* START Record list *

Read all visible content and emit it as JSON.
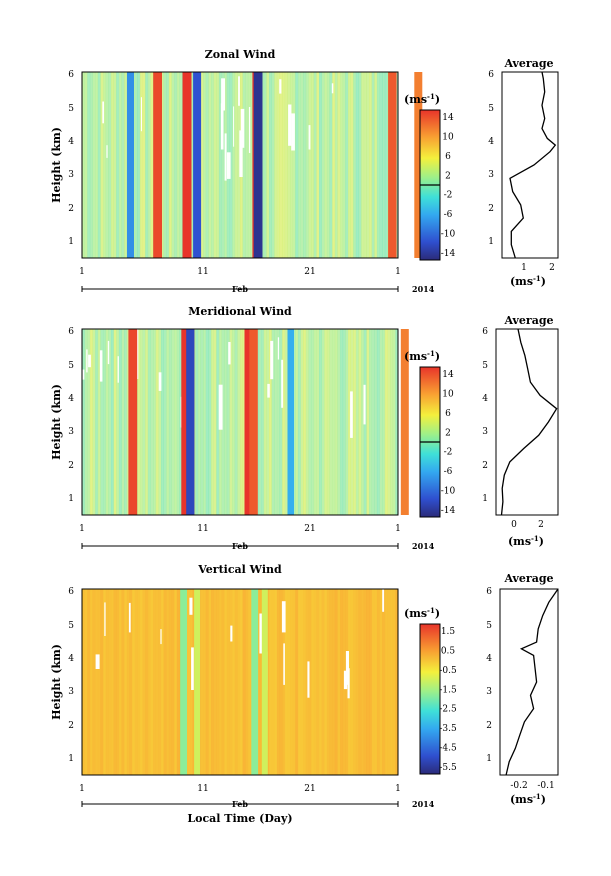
{
  "chart_data": [
    {
      "type": "heatmap",
      "title": "Zonal Wind",
      "ylabel": "Height (km)",
      "y_ticks": [
        1,
        2,
        3,
        4,
        5,
        6
      ],
      "ylim": [
        0.4,
        6
      ],
      "x_ticks": [
        "1",
        "11",
        "21",
        "1"
      ],
      "x_month": "Feb",
      "x_year": "2014",
      "colorbar": {
        "unit": "(ms",
        "unit_exp": "-1",
        "labels": [
          "14",
          "10",
          "6",
          "2",
          "-2",
          "-6",
          "-10",
          "-14"
        ],
        "min": -16,
        "max": 16
      },
      "stripes": [
        {
          "day": 4.3,
          "value": -8
        },
        {
          "day": 6.7,
          "value": 15
        },
        {
          "day": 9.3,
          "value": 16
        },
        {
          "day": 10.2,
          "value": -12
        },
        {
          "day": 15.5,
          "value": 16
        },
        {
          "day": 15.6,
          "value": -15
        },
        {
          "day": 27.5,
          "value": 14
        },
        {
          "day": 29.8,
          "value": 12
        }
      ],
      "profile": {
        "title": "Average",
        "xlabel": "(ms",
        "xlabel_exp": "-1",
        "x_ticks": [
          "1",
          "2"
        ],
        "xlim": [
          0.2,
          2.3
        ],
        "heights": [
          0.4,
          0.8,
          1.2,
          1.6,
          2.0,
          2.4,
          2.8,
          3.2,
          3.6,
          3.8,
          4.0,
          4.3,
          4.6,
          5.0,
          5.4,
          5.8,
          6.0
        ],
        "values": [
          0.7,
          0.55,
          0.55,
          1.0,
          0.9,
          0.6,
          0.5,
          1.4,
          2.0,
          2.2,
          1.9,
          1.7,
          1.8,
          1.7,
          1.8,
          1.75,
          1.7
        ]
      }
    },
    {
      "type": "heatmap",
      "title": "Meridional Wind",
      "ylabel": "Height (km)",
      "y_ticks": [
        1,
        2,
        3,
        4,
        5,
        6
      ],
      "ylim": [
        0.4,
        6
      ],
      "x_ticks": [
        "1",
        "11",
        "21",
        "1"
      ],
      "x_month": "Feb",
      "x_year": "2014",
      "colorbar": {
        "unit": "(ms",
        "unit_exp": "-1",
        "labels": [
          "14",
          "10",
          "6",
          "2",
          "-2",
          "-6",
          "-10",
          "-14"
        ],
        "min": -16,
        "max": 16
      },
      "stripes": [
        {
          "day": 4.5,
          "value": 15
        },
        {
          "day": 9.2,
          "value": 16
        },
        {
          "day": 9.6,
          "value": -13
        },
        {
          "day": 14.8,
          "value": 16
        },
        {
          "day": 15.2,
          "value": 14
        },
        {
          "day": 18.5,
          "value": -6
        },
        {
          "day": 28.6,
          "value": 12
        }
      ],
      "profile": {
        "title": "Average",
        "xlabel": "(ms",
        "xlabel_exp": "-1",
        "x_ticks": [
          "0",
          "2"
        ],
        "xlim": [
          -1.2,
          3.3
        ],
        "heights": [
          0.4,
          0.8,
          1.2,
          1.6,
          2.0,
          2.4,
          2.8,
          3.2,
          3.6,
          4.0,
          4.4,
          4.8,
          5.2,
          5.6,
          6.0
        ],
        "values": [
          -0.8,
          -0.7,
          -0.75,
          -0.6,
          -0.2,
          0.8,
          1.9,
          2.6,
          3.2,
          2.0,
          1.3,
          1.1,
          0.9,
          0.6,
          0.4
        ]
      }
    },
    {
      "type": "heatmap",
      "title": "Vertical Wind",
      "ylabel": "Height (km)",
      "xlabel": "Local Time (Day)",
      "y_ticks": [
        1,
        2,
        3,
        4,
        5,
        6
      ],
      "ylim": [
        0.4,
        6
      ],
      "x_ticks": [
        "1",
        "11",
        "21",
        "1"
      ],
      "x_month": "Feb",
      "x_year": "2014",
      "colorbar": {
        "unit": "(ms",
        "unit_exp": "-1",
        "labels": [
          "1.5",
          "0.5",
          "-0.5",
          "-1.5",
          "-2.5",
          "-3.5",
          "-4.5",
          "-5.5"
        ],
        "min": -6,
        "max": 2
      },
      "stripes": [
        {
          "day": 9.0,
          "value": -1.8
        },
        {
          "day": 10.2,
          "value": -1.0
        },
        {
          "day": 15.3,
          "value": -1.8
        },
        {
          "day": 16.2,
          "value": -1.0
        }
      ],
      "profile": {
        "title": "Average",
        "xlabel": "(ms",
        "xlabel_exp": "-1",
        "x_ticks": [
          "-0.2",
          "-0.1"
        ],
        "xlim": [
          -0.24,
          -0.05
        ],
        "heights": [
          0.4,
          0.8,
          1.2,
          1.6,
          2.0,
          2.4,
          2.8,
          3.2,
          3.6,
          4.0,
          4.2,
          4.4,
          4.8,
          5.2,
          5.6,
          6.0
        ],
        "values": [
          -0.22,
          -0.21,
          -0.19,
          -0.175,
          -0.16,
          -0.13,
          -0.14,
          -0.12,
          -0.125,
          -0.13,
          -0.17,
          -0.12,
          -0.115,
          -0.1,
          -0.08,
          -0.05
        ]
      }
    }
  ]
}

* END Record list *

Exercise aim
Print the records above exactly as they stand, but leave out the pictures.

Answer for this exercise
Read all visible content and emit it as JSON.
{
  "chart_data": [
    {
      "type": "heatmap",
      "title": "Zonal Wind",
      "ylabel": "Height (km)",
      "y_ticks": [
        1,
        2,
        3,
        4,
        5,
        6
      ],
      "ylim": [
        0.4,
        6
      ],
      "x_ticks": [
        "1",
        "11",
        "21",
        "1"
      ],
      "x_month": "Feb",
      "x_year": "2014",
      "colorbar": {
        "unit": "(ms",
        "unit_exp": "-1",
        "labels": [
          "14",
          "10",
          "6",
          "2",
          "-2",
          "-6",
          "-10",
          "-14"
        ],
        "min": -16,
        "max": 16
      },
      "stripes": [
        {
          "day": 4.3,
          "value": -8
        },
        {
          "day": 6.7,
          "value": 15
        },
        {
          "day": 9.3,
          "value": 16
        },
        {
          "day": 10.2,
          "value": -12
        },
        {
          "day": 15.5,
          "value": 16
        },
        {
          "day": 15.6,
          "value": -15
        },
        {
          "day": 27.5,
          "value": 14
        },
        {
          "day": 29.8,
          "value": 12
        }
      ],
      "profile": {
        "title": "Average",
        "xlabel": "(ms",
        "xlabel_exp": "-1",
        "x_ticks": [
          "1",
          "2"
        ],
        "xlim": [
          0.2,
          2.3
        ],
        "heights": [
          0.4,
          0.8,
          1.2,
          1.6,
          2.0,
          2.4,
          2.8,
          3.2,
          3.6,
          3.8,
          4.0,
          4.3,
          4.6,
          5.0,
          5.4,
          5.8,
          6.0
        ],
        "values": [
          0.7,
          0.55,
          0.55,
          1.0,
          0.9,
          0.6,
          0.5,
          1.4,
          2.0,
          2.2,
          1.9,
          1.7,
          1.8,
          1.7,
          1.8,
          1.75,
          1.7
        ]
      }
    },
    {
      "type": "heatmap",
      "title": "Meridional Wind",
      "ylabel": "Height (km)",
      "y_ticks": [
        1,
        2,
        3,
        4,
        5,
        6
      ],
      "ylim": [
        0.4,
        6
      ],
      "x_ticks": [
        "1",
        "11",
        "21",
        "1"
      ],
      "x_month": "Feb",
      "x_year": "2014",
      "colorbar": {
        "unit": "(ms",
        "unit_exp": "-1",
        "labels": [
          "14",
          "10",
          "6",
          "2",
          "-2",
          "-6",
          "-10",
          "-14"
        ],
        "min": -16,
        "max": 16
      },
      "stripes": [
        {
          "day": 4.5,
          "value": 15
        },
        {
          "day": 9.2,
          "value": 16
        },
        {
          "day": 9.6,
          "value": -13
        },
        {
          "day": 14.8,
          "value": 16
        },
        {
          "day": 15.2,
          "value": 14
        },
        {
          "day": 18.5,
          "value": -6
        },
        {
          "day": 28.6,
          "value": 12
        }
      ],
      "profile": {
        "title": "Average",
        "xlabel": "(ms",
        "xlabel_exp": "-1",
        "x_ticks": [
          "0",
          "2"
        ],
        "xlim": [
          -1.2,
          3.3
        ],
        "heights": [
          0.4,
          0.8,
          1.2,
          1.6,
          2.0,
          2.4,
          2.8,
          3.2,
          3.6,
          4.0,
          4.4,
          4.8,
          5.2,
          5.6,
          6.0
        ],
        "values": [
          -0.8,
          -0.7,
          -0.75,
          -0.6,
          -0.2,
          0.8,
          1.9,
          2.6,
          3.2,
          2.0,
          1.3,
          1.1,
          0.9,
          0.6,
          0.4
        ]
      }
    },
    {
      "type": "heatmap",
      "title": "Vertical Wind",
      "ylabel": "Height (km)",
      "xlabel": "Local Time (Day)",
      "y_ticks": [
        1,
        2,
        3,
        4,
        5,
        6
      ],
      "ylim": [
        0.4,
        6
      ],
      "x_ticks": [
        "1",
        "11",
        "21",
        "1"
      ],
      "x_month": "Feb",
      "x_year": "2014",
      "colorbar": {
        "unit": "(ms",
        "unit_exp": "-1",
        "labels": [
          "1.5",
          "0.5",
          "-0.5",
          "-1.5",
          "-2.5",
          "-3.5",
          "-4.5",
          "-5.5"
        ],
        "min": -6,
        "max": 2
      },
      "stripes": [
        {
          "day": 9.0,
          "value": -1.8
        },
        {
          "day": 10.2,
          "value": -1.0
        },
        {
          "day": 15.3,
          "value": -1.8
        },
        {
          "day": 16.2,
          "value": -1.0
        }
      ],
      "profile": {
        "title": "Average",
        "xlabel": "(ms",
        "xlabel_exp": "-1",
        "x_ticks": [
          "-0.2",
          "-0.1"
        ],
        "xlim": [
          -0.24,
          -0.05
        ],
        "heights": [
          0.4,
          0.8,
          1.2,
          1.6,
          2.0,
          2.4,
          2.8,
          3.2,
          3.6,
          4.0,
          4.2,
          4.4,
          4.8,
          5.2,
          5.6,
          6.0
        ],
        "values": [
          -0.22,
          -0.21,
          -0.19,
          -0.175,
          -0.16,
          -0.13,
          -0.14,
          -0.12,
          -0.125,
          -0.13,
          -0.17,
          -0.12,
          -0.115,
          -0.1,
          -0.08,
          -0.05
        ]
      }
    }
  ]
}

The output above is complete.